Record extracts —
* * * * * * * * *

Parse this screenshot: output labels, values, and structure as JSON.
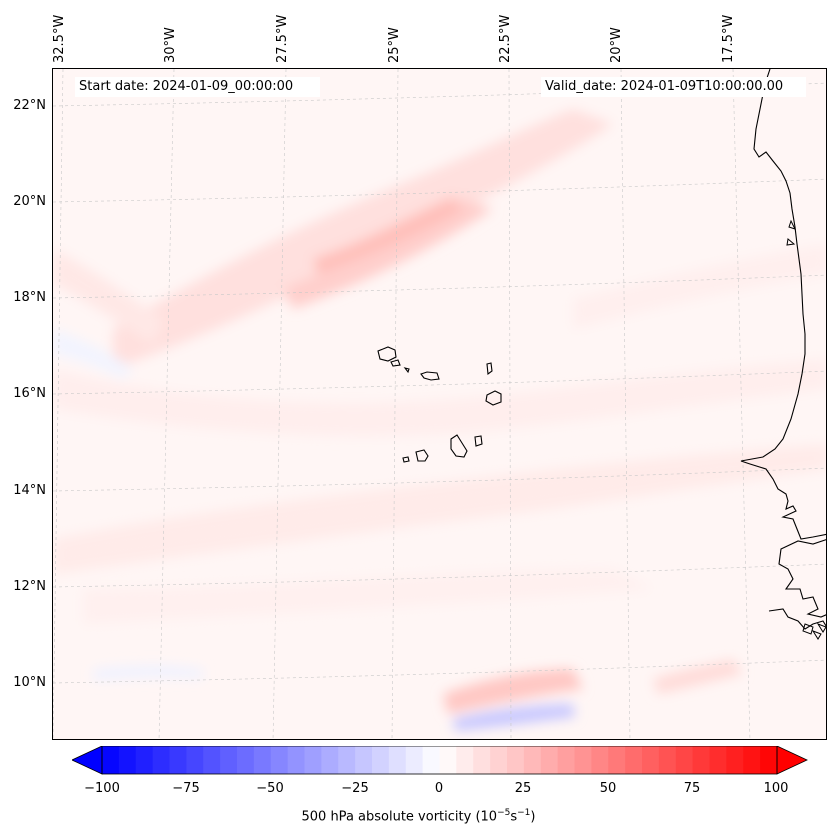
{
  "map": {
    "start_date_text": "Start date: 2024-01-09_00:00:00",
    "valid_date_text": "Valid_date: 2024-01-09T10:00:00.00",
    "longitude_labels": [
      "32.5°W",
      "30°W",
      "27.5°W",
      "25°W",
      "22.5°W",
      "20°W",
      "17.5°W"
    ],
    "latitude_labels": [
      "22°N",
      "20°N",
      "18°N",
      "16°N",
      "14°N",
      "12°N",
      "10°N"
    ],
    "extent": {
      "lon_min": -32.6,
      "lon_max": -15.5,
      "lat_min": 8.9,
      "lat_max": 22.8
    },
    "field": "500 hPa absolute vorticity",
    "colors": {
      "positive": "#ff0000",
      "negative": "#0000ff",
      "coastline": "#000000",
      "gridline": "#b0b0b0"
    }
  },
  "colorbar": {
    "label_prefix": "500 hPa absolute vorticity (10",
    "label_exp1": "−5",
    "label_mid": "s",
    "label_exp2": "−1",
    "label_suffix": ")",
    "min": -100,
    "max": 100,
    "levels": 40,
    "ticks": [
      "−100",
      "−75",
      "−50",
      "−25",
      "0",
      "25",
      "50",
      "75",
      "100"
    ],
    "extend": "both",
    "cmap": "bwr"
  }
}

* * * * * * * * *

Exercise details — Each line above is to be copied verbatim. Drop any image from the copy.

Written response —
Parse this screenshot: output labels, values, and structure as JSON.
{
  "map": {
    "start_date_text": "Start date: 2024-01-09_00:00:00",
    "valid_date_text": "Valid_date: 2024-01-09T10:00:00.00",
    "longitude_labels": [
      "32.5°W",
      "30°W",
      "27.5°W",
      "25°W",
      "22.5°W",
      "20°W",
      "17.5°W"
    ],
    "latitude_labels": [
      "22°N",
      "20°N",
      "18°N",
      "16°N",
      "14°N",
      "12°N",
      "10°N"
    ],
    "extent": {
      "lon_min": -32.6,
      "lon_max": -15.5,
      "lat_min": 8.9,
      "lat_max": 22.8
    },
    "field": "500 hPa absolute vorticity",
    "colors": {
      "positive": "#ff0000",
      "negative": "#0000ff",
      "coastline": "#000000",
      "gridline": "#b0b0b0"
    }
  },
  "colorbar": {
    "label_prefix": "500 hPa absolute vorticity (10",
    "label_exp1": "−5",
    "label_mid": "s",
    "label_exp2": "−1",
    "label_suffix": ")",
    "min": -100,
    "max": 100,
    "levels": 40,
    "ticks": [
      "−100",
      "−75",
      "−50",
      "−25",
      "0",
      "25",
      "50",
      "75",
      "100"
    ],
    "extend": "both",
    "cmap": "bwr"
  }
}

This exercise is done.